## Extrait du document
Équateur : Présent difficile, avenir incertain?


Peu importe que le peuple ait voté contre la présence de troupes étrangères sur le territoire équatorien : le président Daniel Noboa vient d’accueillir les premiers soldats américains qui commenceront à « moderniser » la base de Mantua, s’étendront dans d’autres régions du pays et superviseront même le plan de sécurité dans les prisons, où continuent de se dérouler des massacres entre détenus vivant dans des conditions de surpopulation et de maltraitance.

Parmi eux se trouve injustement incarcéré et malade l’ancien vice-président Jorge Glas, à qui l’on refuse un transfert vers un hôpital pour recevoir des soins.

En plus des militaires américains, des mercenaires d’entreprises américaines, spécialisées dans les opérations les plus sombres de la criminalité, étaient déjà présents dans le pays et avaient été accueillis à bras ouverts par le président.

Ainsi, sous prétexte d’éliminer le narcotrafic et d’apporter la paix au pays, Noboa cède la souveraineté nationale à un organisme qui a protégé dans d’autres pays les plantations productrices de drogues, comme en Colombie et en Afghanistan — pour ne citer que deux exemples — et qui veille à la protection des bénéfices des prédateurs de l’humanité.

[Entrées de mise en page visuelle]
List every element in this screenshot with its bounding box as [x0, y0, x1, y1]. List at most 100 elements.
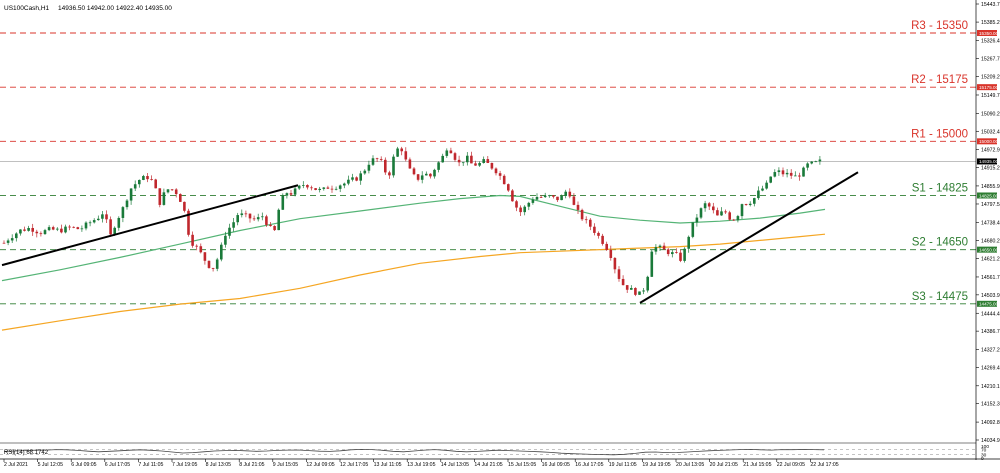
- candle-body: [695, 217, 699, 223]
- candle-body: [236, 215, 239, 223]
- candle-body: [597, 232, 600, 236]
- candle-body: [437, 162, 440, 170]
- y-tick-label: 14797.55: [981, 202, 1000, 208]
- candle-body: [748, 203, 752, 206]
- candle: [478, 161, 481, 167]
- candle-body: [281, 195, 285, 210]
- x-tick-label: 13 Jul 19:05: [407, 462, 435, 468]
- candle-body: [379, 158, 383, 160]
- candle: [695, 213, 699, 227]
- candle-body: [183, 201, 186, 211]
- candle-body: [388, 172, 391, 176]
- candle: [105, 210, 108, 224]
- candle: [183, 201, 186, 213]
- candle: [60, 224, 63, 234]
- level-price-tag-label: 15175.00: [979, 85, 999, 90]
- candle: [2, 240, 6, 244]
- candle-body: [220, 244, 223, 260]
- candle: [433, 168, 436, 179]
- candle-body: [621, 278, 625, 286]
- rsi-tick-label: 100: [981, 444, 989, 450]
- y-tick-label: 14621.20: [981, 257, 1000, 263]
- y-tick-label: 14503.95: [981, 293, 1000, 299]
- candle-body: [187, 210, 190, 235]
- current-price-tag: [977, 158, 997, 165]
- candle: [179, 193, 182, 202]
- candle-body: [146, 176, 149, 180]
- rsi-tick-label: 30: [981, 452, 987, 458]
- candle-body: [31, 227, 34, 232]
- candle: [306, 184, 309, 190]
- x-tick-label: 13 Jul 11:05: [374, 462, 402, 468]
- candle: [351, 173, 354, 182]
- level-price-tag: [977, 300, 997, 307]
- candle-body: [707, 203, 711, 207]
- candle: [769, 176, 772, 184]
- candle-body: [543, 195, 547, 198]
- candle-body: [129, 188, 133, 201]
- candle-body: [789, 172, 793, 176]
- candle: [748, 201, 752, 207]
- candle: [724, 209, 727, 214]
- x-tick-label: 8 Jul 21:05: [239, 462, 264, 468]
- candle-body: [261, 216, 264, 218]
- candle: [416, 174, 420, 182]
- candle-body: [10, 238, 14, 241]
- candle: [367, 160, 371, 174]
- candle: [215, 257, 219, 272]
- candle: [56, 227, 59, 232]
- candle-body: [211, 267, 215, 269]
- candle-body: [330, 188, 334, 190]
- x-tick-label: 16 Jul 17:05: [575, 462, 603, 468]
- y-tick-label: 14386.70: [981, 329, 1000, 335]
- candle: [19, 229, 22, 236]
- candle: [396, 146, 399, 158]
- candle: [601, 233, 604, 246]
- candle: [445, 148, 449, 158]
- candle-body: [490, 162, 494, 169]
- candle: [457, 155, 461, 167]
- candle-body: [445, 150, 449, 156]
- x-tick-label: 22 Jul 09:05: [777, 462, 805, 468]
- candle-body: [56, 228, 59, 230]
- candle: [519, 205, 522, 216]
- candle-body: [601, 235, 604, 244]
- level-label: R3 - 15350: [911, 20, 968, 32]
- candle: [121, 205, 125, 223]
- candle: [375, 157, 379, 163]
- x-tick-label: 2 Jul 2021: [4, 462, 28, 468]
- candle: [818, 156, 822, 165]
- candle: [338, 184, 342, 193]
- x-tick-label: 20 Jul 21:05: [710, 462, 738, 468]
- candle-body: [408, 159, 412, 169]
- candle: [584, 216, 588, 224]
- candle-body: [675, 252, 678, 253]
- candle: [511, 189, 514, 202]
- candle: [281, 193, 285, 210]
- candle-body: [265, 216, 268, 225]
- candle: [560, 194, 563, 201]
- candle-body: [2, 242, 6, 244]
- candle: [80, 225, 84, 232]
- candle-body: [314, 188, 317, 191]
- candle: [228, 223, 231, 239]
- candle: [97, 215, 100, 221]
- candle: [810, 161, 813, 165]
- candle-body: [773, 172, 777, 177]
- candle-body: [474, 163, 477, 166]
- candle: [441, 153, 444, 163]
- candle: [248, 213, 252, 223]
- candle: [453, 151, 457, 162]
- candle: [707, 201, 711, 211]
- candle: [662, 242, 666, 250]
- x-tick-label: 22 Jul 17:05: [810, 462, 838, 468]
- candle: [625, 285, 629, 293]
- candle: [384, 157, 387, 175]
- candle-body: [502, 175, 506, 185]
- candle: [347, 175, 350, 186]
- candle-body: [683, 248, 686, 261]
- y-tick-label: 14152.35: [981, 402, 1000, 408]
- candle: [798, 172, 801, 181]
- candle-body: [228, 227, 231, 236]
- x-tick-label: 19 Jul 11:05: [609, 462, 637, 468]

## Consigne 1
Recopiez mot pour mot l'extrait consacré à l'Équateur.
## Consigne 2
Dans les entrées, reproduisez à l'identique les lignes qui vont de celle contenant « - candle-body: [695, 217, 699, 223] » jusqu'à celle contenant « - rsi-tick-label: 100: [981, 444, 989, 450] » incluse, sans rien d'autre.

## Réponse attendue 1
Équateur : Présent difficile, avenir incertain?


Peu importe que le peuple ait voté contre la présence de troupes étrangères sur le territoire équatorien : le président Daniel Noboa vient d’accueillir les premiers soldats américains qui commenceront à « moderniser » la base de Mantua, s’étendront dans d’autres régions du pays et superviseront même le plan de sécurité dans les prisons, où continuent de se dérouler des massacres entre détenus vivant dans des conditions de surpopulation et de maltraitance.

Parmi eux se trouve injustement incarcéré et malade l’ancien vice-président Jorge Glas, à qui l’on refuse un transfert vers un hôpital pour recevoir des soins.

En plus des militaires américains, des mercenaires d’entreprises américaines, spécialisées dans les opérations les plus sombres de la criminalité, étaient déjà présents dans le pays et avaient été accueillis à bras ouverts par le président.

Ainsi, sous prétexte d’éliminer le narcotrafic et d’apporter la paix au pays, Noboa cède la souveraineté nationale à un organisme qui a protégé dans d’autres pays les plantations productrices de drogues, comme en Colombie et en Afghanistan — pour ne citer que deux exemples — et qui veille à la protection des bénéfices des prédateurs de l’humanité.

## Réponse attendue 2
- candle-body: [695, 217, 699, 223]
- candle-body: [236, 215, 239, 223]
- candle-body: [597, 232, 600, 236]
- candle-body: [437, 162, 440, 170]
- y-tick-label: 14797.55: [981, 202, 1000, 208]
- candle-body: [748, 203, 752, 206]
- candle: [478, 161, 481, 167]
- candle-body: [281, 195, 285, 210]
- x-tick-label: 13 Jul 19:05: [407, 462, 435, 468]
- candle-body: [379, 158, 383, 160]
- candle: [695, 213, 699, 227]
- candle-body: [183, 201, 186, 211]
- candle-body: [388, 172, 391, 176]
- candle: [105, 210, 108, 224]
- candle: [183, 201, 186, 213]
- candle: [60, 224, 63, 234]
- level-price-tag-label: 15175.00: [979, 85, 999, 90]
- candle: [2, 240, 6, 244]
- candle-body: [220, 244, 223, 260]
- candle: [433, 168, 436, 179]
- candle-body: [621, 278, 625, 286]
- rsi-tick-label: 100: [981, 444, 989, 450]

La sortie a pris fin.